(Dataset items)
↓
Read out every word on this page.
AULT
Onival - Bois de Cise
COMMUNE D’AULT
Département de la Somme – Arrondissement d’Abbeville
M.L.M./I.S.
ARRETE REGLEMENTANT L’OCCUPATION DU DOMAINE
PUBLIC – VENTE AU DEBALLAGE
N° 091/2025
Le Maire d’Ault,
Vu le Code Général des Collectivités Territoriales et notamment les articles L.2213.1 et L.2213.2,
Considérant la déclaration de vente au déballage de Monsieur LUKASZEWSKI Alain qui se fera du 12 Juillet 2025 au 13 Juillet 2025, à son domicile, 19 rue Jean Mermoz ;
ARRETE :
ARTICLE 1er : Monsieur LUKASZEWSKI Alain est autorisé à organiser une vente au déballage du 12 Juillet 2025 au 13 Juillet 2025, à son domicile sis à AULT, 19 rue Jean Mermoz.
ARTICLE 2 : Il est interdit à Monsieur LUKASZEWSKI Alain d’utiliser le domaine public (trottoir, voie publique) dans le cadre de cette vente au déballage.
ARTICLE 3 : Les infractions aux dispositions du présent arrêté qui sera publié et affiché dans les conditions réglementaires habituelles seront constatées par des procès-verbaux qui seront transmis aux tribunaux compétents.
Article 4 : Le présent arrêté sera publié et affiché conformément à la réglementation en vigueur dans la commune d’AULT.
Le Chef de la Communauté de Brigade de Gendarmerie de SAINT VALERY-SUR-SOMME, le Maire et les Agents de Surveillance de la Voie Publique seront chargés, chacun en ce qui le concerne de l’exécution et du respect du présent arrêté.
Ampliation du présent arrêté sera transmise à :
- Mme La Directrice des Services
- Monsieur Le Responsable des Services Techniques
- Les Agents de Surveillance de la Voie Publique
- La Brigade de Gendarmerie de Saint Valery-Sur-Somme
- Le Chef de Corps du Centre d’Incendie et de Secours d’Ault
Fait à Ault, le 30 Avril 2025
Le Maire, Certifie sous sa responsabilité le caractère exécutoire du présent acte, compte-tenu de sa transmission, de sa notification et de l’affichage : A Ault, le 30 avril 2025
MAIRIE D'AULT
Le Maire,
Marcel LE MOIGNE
↑
* **TASK DETAILS**
Only lines with "Chef" are wanted here; list each of them.

* **ANSWER TO THIS PROBLEM**
Le Chef de la Communauté de Brigade de Gendarmerie de SAINT VALERY-SUR-SOMME, le Maire et les Agents de Surveillance de la Voie Publique seront chargés, chacun en ce qui le concerne de l’exécution et du respect du présent arrêté.
- Le Chef de Corps du Centre d’Incendie et de Secours d’Ault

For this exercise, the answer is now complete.